Start of EXCERPTED DATA
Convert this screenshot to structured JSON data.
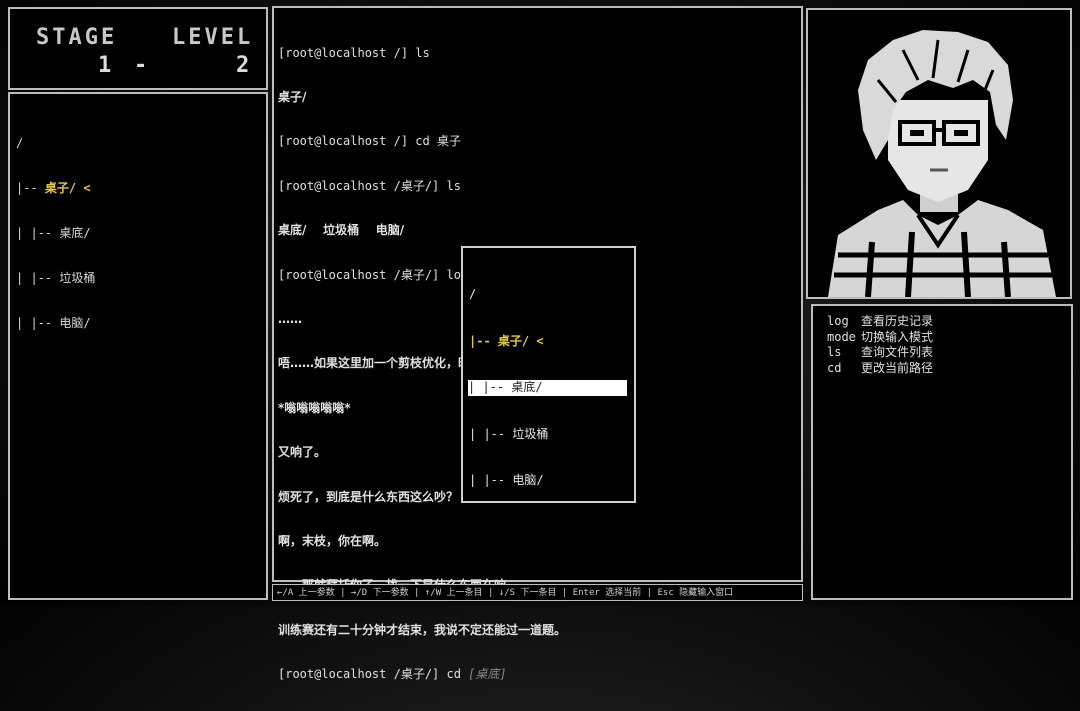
{
  "stage": {
    "stage_label": "STAGE",
    "level_label": "LEVEL",
    "stage_value": "1",
    "dash": "-",
    "level_value": "2"
  },
  "tree": {
    "root": "/",
    "lines": [
      {
        "prefix": "|-- ",
        "name": "桌子/ <",
        "highlight": true
      },
      {
        "prefix": "| |-- ",
        "name": "桌底/",
        "highlight": false
      },
      {
        "prefix": "| |-- ",
        "name": "垃圾桶",
        "highlight": false
      },
      {
        "prefix": "| |-- ",
        "name": "电脑/",
        "highlight": false
      }
    ]
  },
  "terminal": {
    "lines": [
      "[root@localhost /] ls",
      "桌子/",
      "[root@localhost /] cd 桌子",
      "[root@localhost /桌子/] ls",
      "桌底/    垃圾桶    电脑/",
      "[root@localhost /桌子/] log",
      "……",
      "唔……如果这里加一个剪枝优化，时间复杂度应该能降下来……",
      "*嗡嗡嗡嗡嗡*",
      "又响了。",
      "烦死了，到底是什么东西这么吵？",
      "啊，末枝，你在啊。",
      "……那就拜托你了，找一下是什么东西在响。",
      "训练赛还有二十分钟才结束，我说不定还能过一道题。"
    ],
    "prompt": "[root@localhost /桌子/] cd ",
    "suggestion": "[桌底]"
  },
  "popup": {
    "root": "/",
    "items": [
      {
        "text": "|-- 桌子/ <",
        "style": "highlight"
      },
      {
        "text": "| |-- 桌底/",
        "style": "selected"
      },
      {
        "text": "| |-- 垃圾桶",
        "style": "normal"
      },
      {
        "text": "| |-- 电脑/",
        "style": "normal"
      }
    ]
  },
  "commands": [
    {
      "key": "log",
      "desc": "查看历史记录"
    },
    {
      "key": "mode",
      "desc": "切换输入模式"
    },
    {
      "key": "ls",
      "desc": "查询文件列表"
    },
    {
      "key": "cd",
      "desc": "更改当前路径"
    }
  ],
  "help_bar": "←/A 上一参数 | →/D 下一参数 | ↑/W 上一条目 | ↓/S 下一条目 | Enter 选择当前 | Esc 隐藏输入窗口",
  "portrait": {
    "icon": "pixel-character-portrait"
  },
  "colors": {
    "highlight": "#e6c84a",
    "border": "#bdbdbd",
    "background": "#000000"
  }
}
End of EXCERPTED DATA
▸ EXERCISE GOAL
Your job is to transcribe the entries above exactly; skip the pictures.

▸ TASK ANSWER
Convert this screenshot to structured JSON data.
{
  "stage": {
    "stage_label": "STAGE",
    "level_label": "LEVEL",
    "stage_value": "1",
    "dash": "-",
    "level_value": "2"
  },
  "tree": {
    "root": "/",
    "lines": [
      {
        "prefix": "|-- ",
        "name": "桌子/ <",
        "highlight": true
      },
      {
        "prefix": "| |-- ",
        "name": "桌底/",
        "highlight": false
      },
      {
        "prefix": "| |-- ",
        "name": "垃圾桶",
        "highlight": false
      },
      {
        "prefix": "| |-- ",
        "name": "电脑/",
        "highlight": false
      }
    ]
  },
  "terminal": {
    "lines": [
      "[root@localhost /] ls",
      "桌子/",
      "[root@localhost /] cd 桌子",
      "[root@localhost /桌子/] ls",
      "桌底/    垃圾桶    电脑/",
      "[root@localhost /桌子/] log",
      "……",
      "唔……如果这里加一个剪枝优化，时间复杂度应该能降下来……",
      "*嗡嗡嗡嗡嗡*",
      "又响了。",
      "烦死了，到底是什么东西这么吵？",
      "啊，末枝，你在啊。",
      "……那就拜托你了，找一下是什么东西在响。",
      "训练赛还有二十分钟才结束，我说不定还能过一道题。"
    ],
    "prompt": "[root@localhost /桌子/] cd ",
    "suggestion": "[桌底]"
  },
  "popup": {
    "root": "/",
    "items": [
      {
        "text": "|-- 桌子/ <",
        "style": "highlight"
      },
      {
        "text": "| |-- 桌底/",
        "style": "selected"
      },
      {
        "text": "| |-- 垃圾桶",
        "style": "normal"
      },
      {
        "text": "| |-- 电脑/",
        "style": "normal"
      }
    ]
  },
  "commands": [
    {
      "key": "log",
      "desc": "查看历史记录"
    },
    {
      "key": "mode",
      "desc": "切换输入模式"
    },
    {
      "key": "ls",
      "desc": "查询文件列表"
    },
    {
      "key": "cd",
      "desc": "更改当前路径"
    }
  ],
  "help_bar": "←/A 上一参数 | →/D 下一参数 | ↑/W 上一条目 | ↓/S 下一条目 | Enter 选择当前 | Esc 隐藏输入窗口",
  "portrait": {
    "icon": "pixel-character-portrait"
  },
  "colors": {
    "highlight": "#e6c84a",
    "border": "#bdbdbd",
    "background": "#000000"
  }
}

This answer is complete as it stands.